## [Exercise material]

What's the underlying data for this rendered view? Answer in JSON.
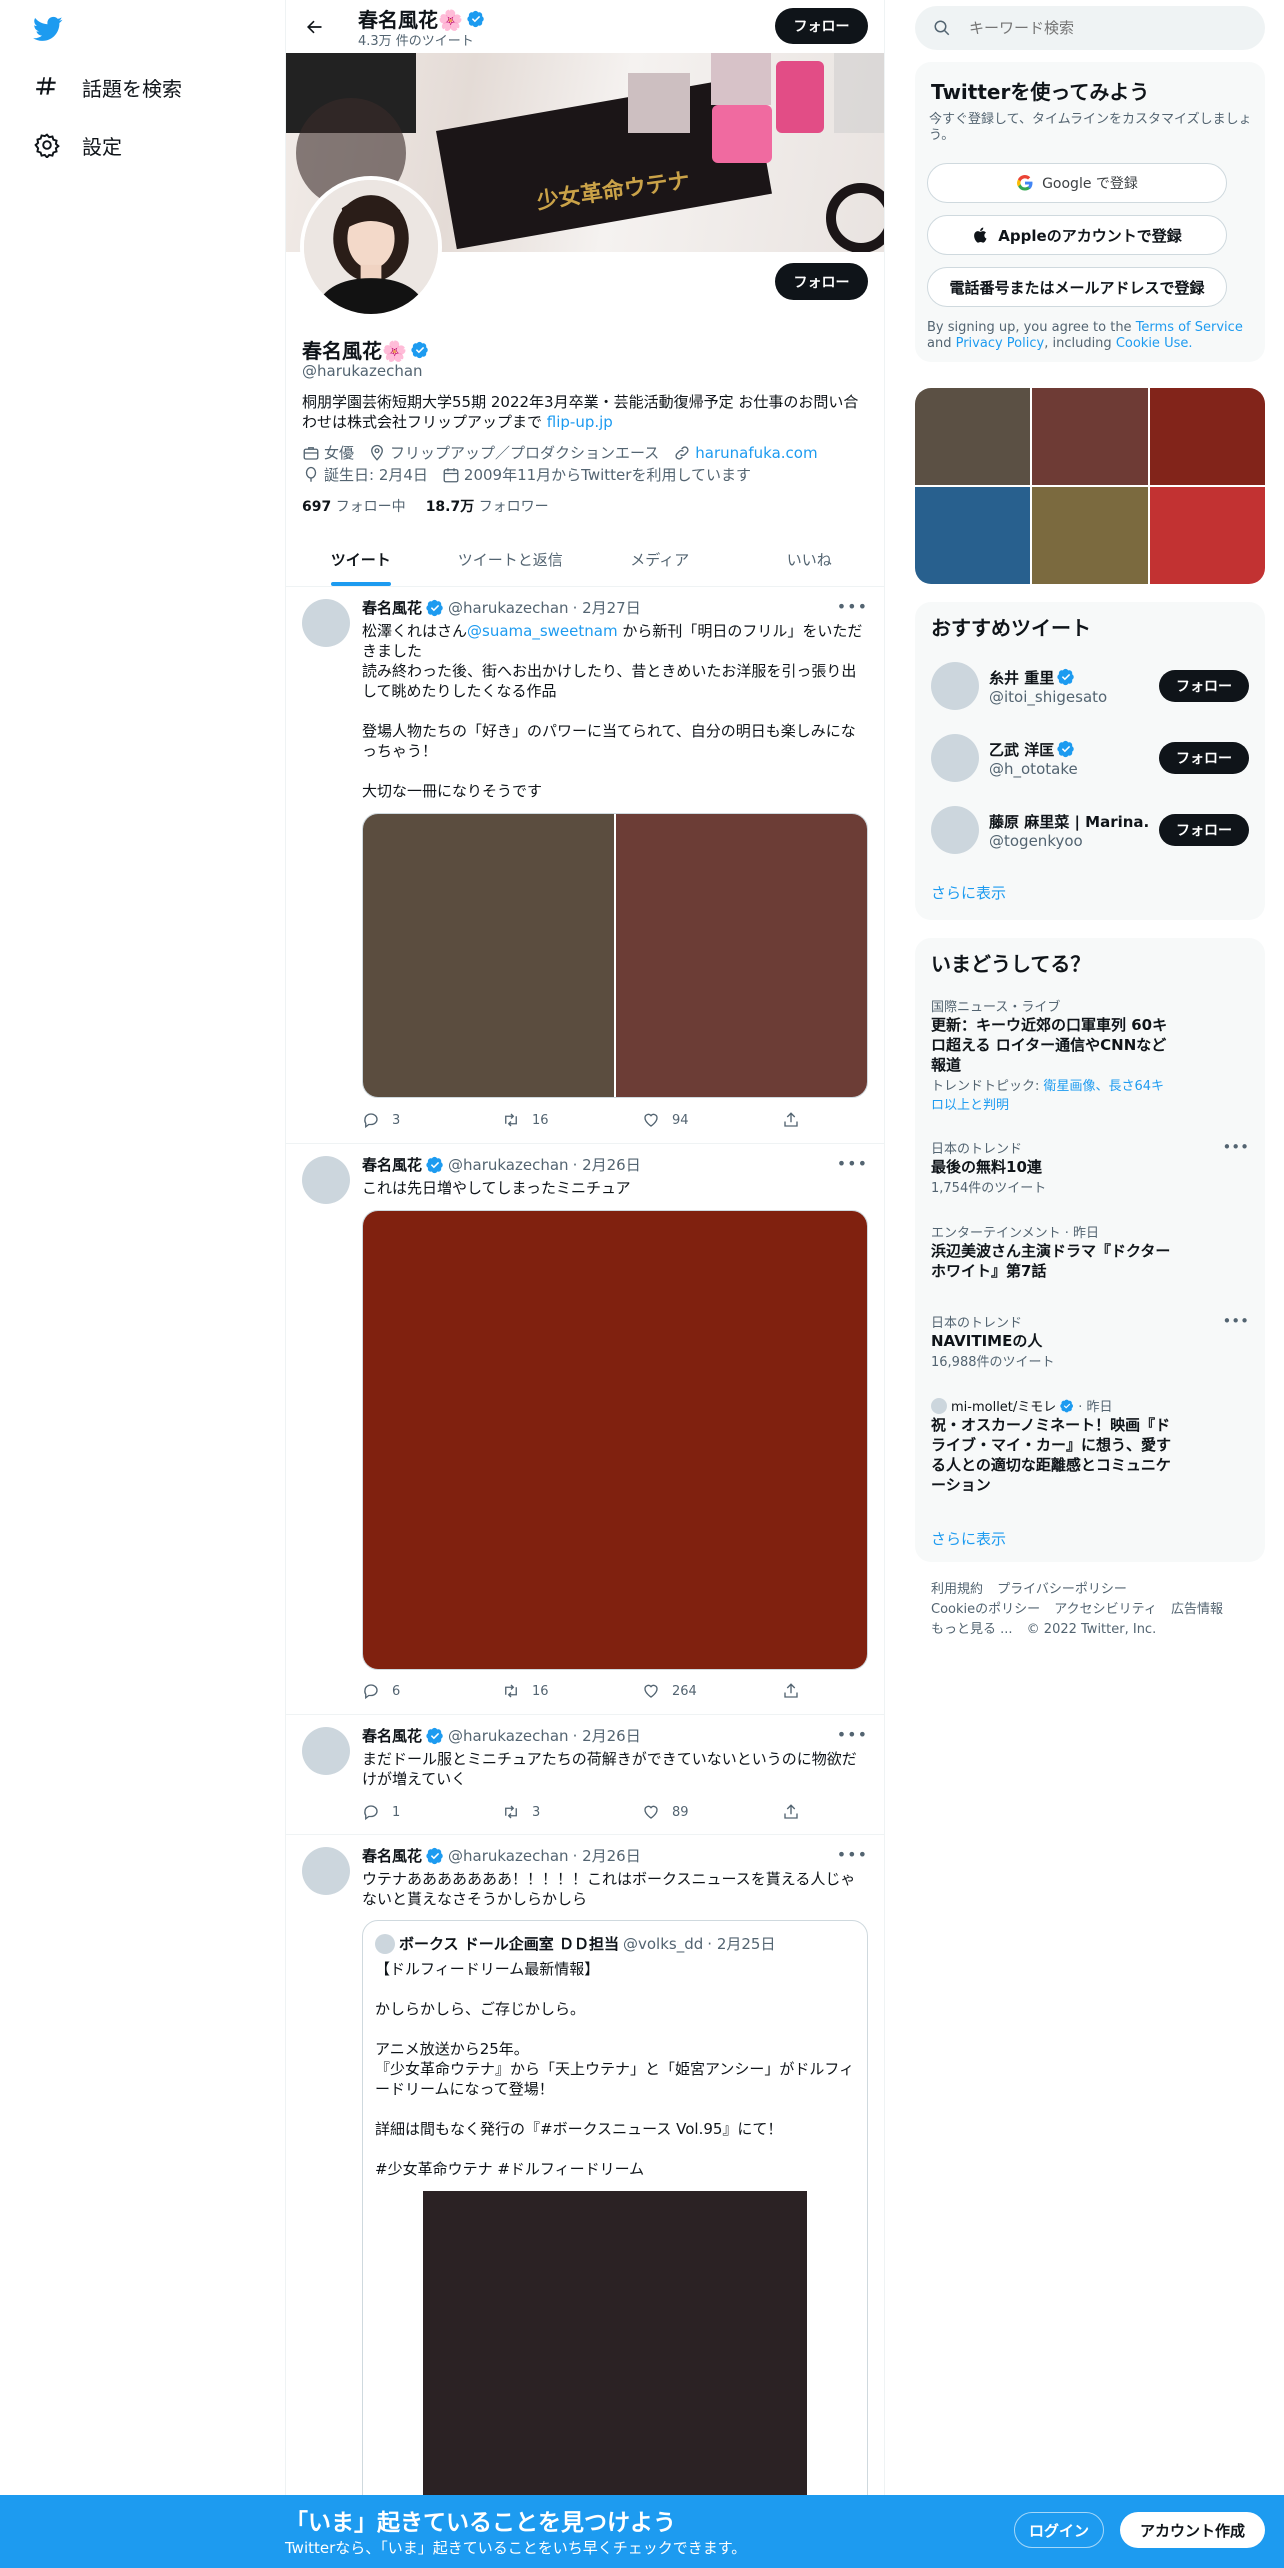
{
  "nav": {
    "explore_label": "話題を検索",
    "settings_label": "設定"
  },
  "header": {
    "name": "春名風花🌸",
    "tweet_count": "4.3万 件のツイート",
    "follow_label": "フォロー"
  },
  "banner": {
    "label": "少女革命ウテナ"
  },
  "profile": {
    "name": "春名風花🌸",
    "handle": "@harukazechan",
    "bio": "桐朋学園芸術短期大学55期 2022年3月卒業・芸能活動復帰予定 お仕事のお問い合わせは株式会社フリップアップまで ",
    "bio_link": "flip-up.jp",
    "follow_label": "フォロー",
    "occupation": "女優",
    "location": "フリップアップ／プロダクションエース",
    "website": "harunafuka.com",
    "birthday": "誕生日: 2月4日",
    "joined": "2009年11月からTwitterを利用しています",
    "following_count": "697",
    "following_label": "フォロー中",
    "followers_count": "18.7万",
    "followers_label": "フォロワー"
  },
  "tabs": [
    "ツイート",
    "ツイートと返信",
    "メディア",
    "いいね"
  ],
  "tweets": [
    {
      "name": "春名風花",
      "handle": "@harukazechan",
      "date": "· 2月27日",
      "text_a": "松澤くれはさん",
      "mention": "@suama_sweetnam",
      "text_b": " から新刊「明日のフリル」をいただきました\n読み終わった後、街へお出かけしたり、昔ときめいたお洋服を引っ張り出して眺めたりしたくなる作品\n\n登場人物たちの「好き」のパワーに当てられて、自分の明日も楽しみになっちゃう！\n\n大切な一冊になりそうです",
      "replies": "3",
      "retweets": "16",
      "likes": "94",
      "media_colors": [
        "#5b4d3f",
        "#6c3d36"
      ]
    },
    {
      "name": "春名風花",
      "handle": "@harukazechan",
      "date": "· 2月26日",
      "text": "これは先日増やしてしまったミニチュア",
      "replies": "6",
      "retweets": "16",
      "likes": "264",
      "media_colors": [
        "#80210f"
      ]
    },
    {
      "name": "春名風花",
      "handle": "@harukazechan",
      "date": "· 2月26日",
      "text": "まだドール服とミニチュアたちの荷解きができていないというのに物欲だけが増えていく",
      "replies": "1",
      "retweets": "3",
      "likes": "89"
    },
    {
      "name": "春名風花",
      "handle": "@harukazechan",
      "date": "· 2月26日",
      "text": "ウテナあああああああ！！！！！これはボークスニュースを貰える人じゃないと貰えなさそうかしらかしら",
      "quote": {
        "name": "ボークス ドール企画室 ＤＤ担当",
        "handle": "@volks_dd",
        "date": "· 2月25日",
        "text": "【ドルフィードリーム最新情報】\n\nかしらかしら、ご存じかしら。\n\nアニメ放送から25年。\n『少女革命ウテナ』から「天上ウテナ」と「姫宮アンシー」がドルフィードリームになって登場！\n\n詳細は間もなく発行の『#ボークスニュース Vol.95』にて！\n\n#少女革命ウテナ #ドルフィードリーム"
      }
    }
  ],
  "sidebar": {
    "search_placeholder": "キーワード検索",
    "signup_card": {
      "title": "Twitterを使ってみよう",
      "subtitle": "今すぐ登録して、タイムラインをカスタマイズしましょう。",
      "google_label": "Google で登録",
      "apple_label": "Appleのアカウントで登録",
      "phone_label": "電話番号またはメールアドレスで登録",
      "terms_a": "By signing up, you agree to the ",
      "terms_link1": "Terms of Service",
      "terms_b": " and ",
      "terms_link2": "Privacy Policy",
      "terms_c": ", including ",
      "terms_link3": "Cookie Use."
    },
    "media_grid_colors": [
      "#5b5044",
      "#6e3b35",
      "#82241a",
      "#28608e",
      "#7b6a3f",
      "#c23232"
    ],
    "who_to_follow": {
      "title": "おすすめツイート",
      "accounts": [
        {
          "name": "糸井 重里",
          "handle": "@itoi_shigesato",
          "button": "フォロー"
        },
        {
          "name": "乙武 洋匡",
          "handle": "@h_ototake",
          "button": "フォロー"
        },
        {
          "name": "藤原 麻里菜 | Marina...",
          "handle": "@togenkyoo",
          "button": "フォロー"
        }
      ],
      "show_more": "さらに表示"
    },
    "trends": {
      "title": "いまどうしてる？",
      "items": [
        {
          "category": "国際ニュース・ライブ",
          "name": "更新：キーウ近郊の口軍車列 60キロ超える ロイター通信やCNNなど報道",
          "extra_a": "トレンドトピック: ",
          "extra_b": "衛星画像、長さ64キロ以上と判明"
        },
        {
          "category": "日本のトレンド",
          "name": "最後の無料10連",
          "count": "1,754件のツイート"
        },
        {
          "category": "エンターテインメント · 昨日",
          "name": "浜辺美波さん主演ドラマ『ドクターホワイト』第7話"
        },
        {
          "category": "日本のトレンド",
          "name": "NAVITIMEの人",
          "count": "16,988件のツイート"
        },
        {
          "source": "mi-mollet/ミモレ",
          "time": "· 昨日",
          "name": "祝・オスカーノミネート！映画『ドライブ・マイ・カー』に想う、愛する人との適切な距離感とコミュニケーション"
        }
      ],
      "show_more": "さらに表示"
    },
    "footer": [
      "利用規約",
      "プライバシーポリシー",
      "Cookieのポリシー",
      "アクセシビリティ",
      "広告情報",
      "もっと見る ...",
      "© 2022 Twitter, Inc."
    ]
  },
  "bottom_bar": {
    "title": "「いま」起きていることを見つけよう",
    "subtitle": "Twitterなら、「いま」起きていることをいち早くチェックできます。",
    "login_label": "ログイン",
    "signup_label": "アカウント作成"
  }
}
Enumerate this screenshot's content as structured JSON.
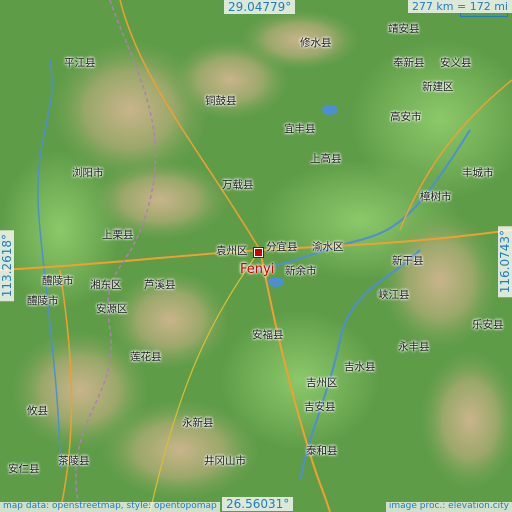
{
  "map": {
    "target_name": "Fenyi",
    "lat_top": "29.04779°",
    "lat_bottom": "26.56031°",
    "lon_left": "113.2618°",
    "lon_right": "116.0743°",
    "scale": "277 km = 172 mi",
    "attribution_left": "map data: openstreetmap, style: opentopomap",
    "attribution_right": "image proc.: elevation.city"
  },
  "places": [
    {
      "id": "xiushui",
      "name": "修水县"
    },
    {
      "id": "jing-an",
      "name": "靖安县"
    },
    {
      "id": "fengxin",
      "name": "奉新县"
    },
    {
      "id": "anyi",
      "name": "安义县"
    },
    {
      "id": "xinjian",
      "name": "新建区"
    },
    {
      "id": "pingjiang",
      "name": "平江县"
    },
    {
      "id": "tonggu",
      "name": "铜鼓县"
    },
    {
      "id": "yifeng",
      "name": "宜丰县"
    },
    {
      "id": "gao-an",
      "name": "高安市"
    },
    {
      "id": "liuyang",
      "name": "浏阳市"
    },
    {
      "id": "shanggao",
      "name": "上高县"
    },
    {
      "id": "fengcheng",
      "name": "丰城市"
    },
    {
      "id": "wanzai",
      "name": "万载县"
    },
    {
      "id": "zhangshu",
      "name": "樟树市"
    },
    {
      "id": "shangli",
      "name": "上栗县"
    },
    {
      "id": "yuanzhou",
      "name": "袁州区"
    },
    {
      "id": "fenyi",
      "name": "分宜县"
    },
    {
      "id": "yushui",
      "name": "渝水区"
    },
    {
      "id": "xinyu",
      "name": "新余市"
    },
    {
      "id": "xingan",
      "name": "新干县"
    },
    {
      "id": "liling",
      "name": "醴陵市"
    },
    {
      "id": "xiangdong",
      "name": "湘东区"
    },
    {
      "id": "luxi",
      "name": "芦溪县"
    },
    {
      "id": "anyuan",
      "name": "安源区"
    },
    {
      "id": "liling2",
      "name": "醴陵市"
    },
    {
      "id": "xiajiang",
      "name": "峡江县"
    },
    {
      "id": "anfu",
      "name": "安福县"
    },
    {
      "id": "yongfeng",
      "name": "永丰县"
    },
    {
      "id": "le-an",
      "name": "乐安县"
    },
    {
      "id": "jishui",
      "name": "吉水县"
    },
    {
      "id": "lianhua",
      "name": "莲花县"
    },
    {
      "id": "jizhou",
      "name": "吉州区"
    },
    {
      "id": "ji-an",
      "name": "吉安县"
    },
    {
      "id": "youxian",
      "name": "攸县"
    },
    {
      "id": "yongxin",
      "name": "永新县"
    },
    {
      "id": "chaling",
      "name": "茶陵县"
    },
    {
      "id": "jinggangshan",
      "name": "井冈山市"
    },
    {
      "id": "taihe",
      "name": "泰和县"
    },
    {
      "id": "anren",
      "name": "安仁县"
    }
  ]
}
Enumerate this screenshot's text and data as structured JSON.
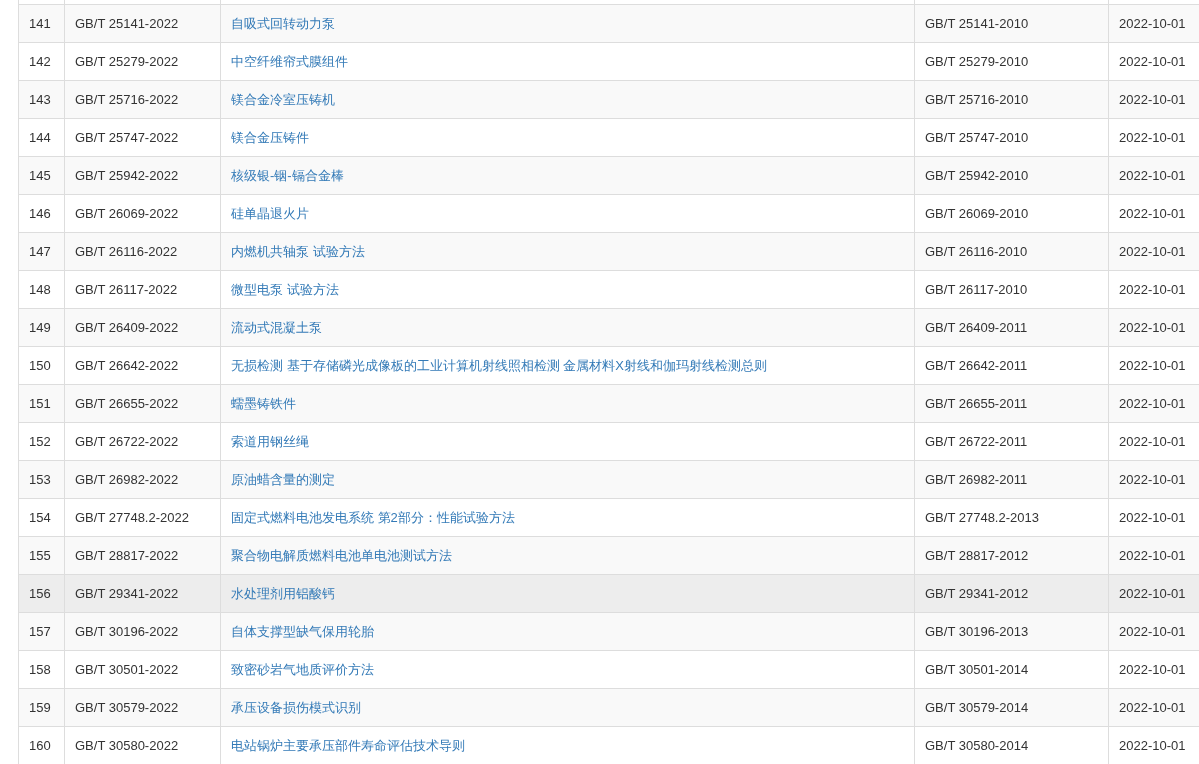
{
  "table": {
    "rows": [
      {
        "index": "141",
        "standard_no": "GB/T 25141-2022",
        "title": "自吸式回转动力泵",
        "replaces": "GB/T 25141-2010",
        "effective_date": "2022-10-01",
        "hovered": false
      },
      {
        "index": "142",
        "standard_no": "GB/T 25279-2022",
        "title": "中空纤维帘式膜组件",
        "replaces": "GB/T 25279-2010",
        "effective_date": "2022-10-01",
        "hovered": false
      },
      {
        "index": "143",
        "standard_no": "GB/T 25716-2022",
        "title": "镁合金冷室压铸机",
        "replaces": "GB/T 25716-2010",
        "effective_date": "2022-10-01",
        "hovered": false
      },
      {
        "index": "144",
        "standard_no": "GB/T 25747-2022",
        "title": "镁合金压铸件",
        "replaces": "GB/T 25747-2010",
        "effective_date": "2022-10-01",
        "hovered": false
      },
      {
        "index": "145",
        "standard_no": "GB/T 25942-2022",
        "title": "核级银-铟-镉合金棒",
        "replaces": "GB/T 25942-2010",
        "effective_date": "2022-10-01",
        "hovered": false
      },
      {
        "index": "146",
        "standard_no": "GB/T 26069-2022",
        "title": "硅单晶退火片",
        "replaces": "GB/T 26069-2010",
        "effective_date": "2022-10-01",
        "hovered": false
      },
      {
        "index": "147",
        "standard_no": "GB/T 26116-2022",
        "title": "内燃机共轴泵 试验方法",
        "replaces": "GB/T 26116-2010",
        "effective_date": "2022-10-01",
        "hovered": false
      },
      {
        "index": "148",
        "standard_no": "GB/T 26117-2022",
        "title": "微型电泵 试验方法",
        "replaces": "GB/T 26117-2010",
        "effective_date": "2022-10-01",
        "hovered": false
      },
      {
        "index": "149",
        "standard_no": "GB/T 26409-2022",
        "title": "流动式混凝土泵",
        "replaces": "GB/T 26409-2011",
        "effective_date": "2022-10-01",
        "hovered": false
      },
      {
        "index": "150",
        "standard_no": "GB/T 26642-2022",
        "title": "无损检测 基于存储磷光成像板的工业计算机射线照相检测 金属材料X射线和伽玛射线检测总则",
        "replaces": "GB/T 26642-2011",
        "effective_date": "2022-10-01",
        "hovered": false
      },
      {
        "index": "151",
        "standard_no": "GB/T 26655-2022",
        "title": "蠕墨铸铁件",
        "replaces": "GB/T 26655-2011",
        "effective_date": "2022-10-01",
        "hovered": false
      },
      {
        "index": "152",
        "standard_no": "GB/T 26722-2022",
        "title": "索道用钢丝绳",
        "replaces": "GB/T 26722-2011",
        "effective_date": "2022-10-01",
        "hovered": false
      },
      {
        "index": "153",
        "standard_no": "GB/T 26982-2022",
        "title": "原油蜡含量的测定",
        "replaces": "GB/T 26982-2011",
        "effective_date": "2022-10-01",
        "hovered": false
      },
      {
        "index": "154",
        "standard_no": "GB/T 27748.2-2022",
        "title": "固定式燃料电池发电系统 第2部分：性能试验方法",
        "replaces": "GB/T 27748.2-2013",
        "effective_date": "2022-10-01",
        "hovered": false
      },
      {
        "index": "155",
        "standard_no": "GB/T 28817-2022",
        "title": "聚合物电解质燃料电池单电池测试方法",
        "replaces": "GB/T 28817-2012",
        "effective_date": "2022-10-01",
        "hovered": false
      },
      {
        "index": "156",
        "standard_no": "GB/T 29341-2022",
        "title": "水处理剂用铝酸钙",
        "replaces": "GB/T 29341-2012",
        "effective_date": "2022-10-01",
        "hovered": true
      },
      {
        "index": "157",
        "standard_no": "GB/T 30196-2022",
        "title": "自体支撑型缺气保用轮胎",
        "replaces": "GB/T 30196-2013",
        "effective_date": "2022-10-01",
        "hovered": false
      },
      {
        "index": "158",
        "standard_no": "GB/T 30501-2022",
        "title": "致密砂岩气地质评价方法",
        "replaces": "GB/T 30501-2014",
        "effective_date": "2022-10-01",
        "hovered": false
      },
      {
        "index": "159",
        "standard_no": "GB/T 30579-2022",
        "title": "承压设备损伤模式识别",
        "replaces": "GB/T 30579-2014",
        "effective_date": "2022-10-01",
        "hovered": false
      },
      {
        "index": "160",
        "standard_no": "GB/T 30580-2022",
        "title": "电站锅炉主要承压部件寿命评估技术导则",
        "replaces": "GB/T 30580-2014",
        "effective_date": "2022-10-01",
        "hovered": false
      }
    ]
  }
}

## [Problem requirements]
Gather up every line from the listing above in which the word "screenshot" occurs.

## [Result of the exercise]
Enumerate this screenshot's content as structured JSON.
Enumerate this screenshot's text and data as structured JSON.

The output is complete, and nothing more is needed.